▸ **PROBLEM DESCRIPTION**:
Write out each line in which the string "JSON" is present.

----

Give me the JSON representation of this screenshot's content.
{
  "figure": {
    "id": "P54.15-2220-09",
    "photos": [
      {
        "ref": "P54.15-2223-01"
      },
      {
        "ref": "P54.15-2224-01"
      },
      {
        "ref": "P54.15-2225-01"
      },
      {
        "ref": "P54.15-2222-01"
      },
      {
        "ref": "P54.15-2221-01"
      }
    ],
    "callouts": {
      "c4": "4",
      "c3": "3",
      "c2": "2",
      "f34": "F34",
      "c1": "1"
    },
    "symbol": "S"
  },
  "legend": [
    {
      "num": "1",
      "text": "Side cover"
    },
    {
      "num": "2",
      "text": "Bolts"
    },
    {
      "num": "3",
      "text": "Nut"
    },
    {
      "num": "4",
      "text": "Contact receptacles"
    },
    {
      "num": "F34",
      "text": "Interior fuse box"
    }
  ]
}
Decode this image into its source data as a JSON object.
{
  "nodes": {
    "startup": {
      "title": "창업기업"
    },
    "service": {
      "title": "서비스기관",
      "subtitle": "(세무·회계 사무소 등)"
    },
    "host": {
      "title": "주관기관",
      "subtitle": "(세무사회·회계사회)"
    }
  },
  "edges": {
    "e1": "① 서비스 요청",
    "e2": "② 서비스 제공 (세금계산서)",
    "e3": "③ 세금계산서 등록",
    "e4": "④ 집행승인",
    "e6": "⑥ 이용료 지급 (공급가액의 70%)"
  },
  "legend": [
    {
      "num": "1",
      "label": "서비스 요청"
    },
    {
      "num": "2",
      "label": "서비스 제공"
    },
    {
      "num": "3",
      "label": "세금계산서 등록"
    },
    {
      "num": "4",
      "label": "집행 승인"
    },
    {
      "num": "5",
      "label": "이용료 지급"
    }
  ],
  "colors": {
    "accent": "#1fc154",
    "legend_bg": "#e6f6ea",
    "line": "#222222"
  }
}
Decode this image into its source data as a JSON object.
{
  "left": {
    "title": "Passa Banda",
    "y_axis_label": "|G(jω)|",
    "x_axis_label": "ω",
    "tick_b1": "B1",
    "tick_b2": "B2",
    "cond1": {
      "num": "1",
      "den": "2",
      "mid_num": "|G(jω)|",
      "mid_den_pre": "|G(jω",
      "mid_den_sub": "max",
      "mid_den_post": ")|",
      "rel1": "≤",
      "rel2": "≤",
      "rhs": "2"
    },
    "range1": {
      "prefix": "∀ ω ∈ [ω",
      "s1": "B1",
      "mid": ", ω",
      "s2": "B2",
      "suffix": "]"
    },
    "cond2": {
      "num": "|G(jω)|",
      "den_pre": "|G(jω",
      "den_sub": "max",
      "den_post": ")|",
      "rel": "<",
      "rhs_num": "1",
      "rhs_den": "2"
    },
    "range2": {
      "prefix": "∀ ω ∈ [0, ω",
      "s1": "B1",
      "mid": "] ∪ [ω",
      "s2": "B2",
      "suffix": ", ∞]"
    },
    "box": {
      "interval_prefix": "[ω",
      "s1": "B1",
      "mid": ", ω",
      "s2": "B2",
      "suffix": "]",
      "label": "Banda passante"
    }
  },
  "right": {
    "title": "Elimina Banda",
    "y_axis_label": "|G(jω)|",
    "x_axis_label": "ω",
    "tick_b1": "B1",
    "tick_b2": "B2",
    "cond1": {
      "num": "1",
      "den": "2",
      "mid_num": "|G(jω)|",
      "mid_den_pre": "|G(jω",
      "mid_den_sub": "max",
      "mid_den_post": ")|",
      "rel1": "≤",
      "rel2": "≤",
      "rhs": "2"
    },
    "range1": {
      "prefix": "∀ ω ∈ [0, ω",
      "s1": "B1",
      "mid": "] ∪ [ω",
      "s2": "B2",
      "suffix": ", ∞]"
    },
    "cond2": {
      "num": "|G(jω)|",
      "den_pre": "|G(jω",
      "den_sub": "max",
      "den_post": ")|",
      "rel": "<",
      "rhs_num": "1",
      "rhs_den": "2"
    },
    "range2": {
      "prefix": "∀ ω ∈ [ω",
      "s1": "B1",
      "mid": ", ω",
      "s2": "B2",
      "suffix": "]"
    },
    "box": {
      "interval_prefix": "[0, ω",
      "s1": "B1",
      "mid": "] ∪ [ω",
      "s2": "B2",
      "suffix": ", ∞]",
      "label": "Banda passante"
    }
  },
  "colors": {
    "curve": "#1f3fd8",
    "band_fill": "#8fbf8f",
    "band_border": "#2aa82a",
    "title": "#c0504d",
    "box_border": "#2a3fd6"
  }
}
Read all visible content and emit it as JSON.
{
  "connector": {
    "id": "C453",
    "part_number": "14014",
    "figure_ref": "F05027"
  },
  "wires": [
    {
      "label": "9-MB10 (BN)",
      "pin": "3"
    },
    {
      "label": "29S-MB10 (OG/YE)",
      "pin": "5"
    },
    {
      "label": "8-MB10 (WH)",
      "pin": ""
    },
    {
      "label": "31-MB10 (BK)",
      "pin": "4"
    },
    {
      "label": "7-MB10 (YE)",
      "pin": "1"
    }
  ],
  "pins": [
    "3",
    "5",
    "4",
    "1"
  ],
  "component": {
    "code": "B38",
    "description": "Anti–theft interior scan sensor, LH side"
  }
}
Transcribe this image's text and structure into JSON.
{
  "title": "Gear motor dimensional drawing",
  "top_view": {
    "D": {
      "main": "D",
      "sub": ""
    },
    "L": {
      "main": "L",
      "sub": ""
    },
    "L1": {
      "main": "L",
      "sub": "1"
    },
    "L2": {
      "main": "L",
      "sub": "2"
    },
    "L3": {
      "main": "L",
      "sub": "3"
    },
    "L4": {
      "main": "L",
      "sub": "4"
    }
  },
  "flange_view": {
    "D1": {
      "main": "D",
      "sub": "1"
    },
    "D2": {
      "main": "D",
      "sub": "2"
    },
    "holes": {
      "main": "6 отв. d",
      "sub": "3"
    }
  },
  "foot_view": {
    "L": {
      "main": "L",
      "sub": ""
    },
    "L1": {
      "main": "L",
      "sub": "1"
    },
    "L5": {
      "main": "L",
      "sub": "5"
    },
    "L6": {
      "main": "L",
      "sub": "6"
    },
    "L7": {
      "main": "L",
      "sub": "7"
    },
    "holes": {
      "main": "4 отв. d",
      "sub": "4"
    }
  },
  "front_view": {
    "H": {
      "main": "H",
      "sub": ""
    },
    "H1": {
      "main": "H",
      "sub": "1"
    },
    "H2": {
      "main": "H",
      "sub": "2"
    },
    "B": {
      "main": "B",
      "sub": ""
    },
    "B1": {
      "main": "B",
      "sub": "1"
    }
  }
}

----

▸ **RESULT BELOW**:
Give me the JSON representation of this screenshot's content.
Decode this image into its source data as a JSON object.
Decode this image into its source data as a JSON object.
Read all visible content and emit it as JSON.
Transcribe this image's text and structure into JSON.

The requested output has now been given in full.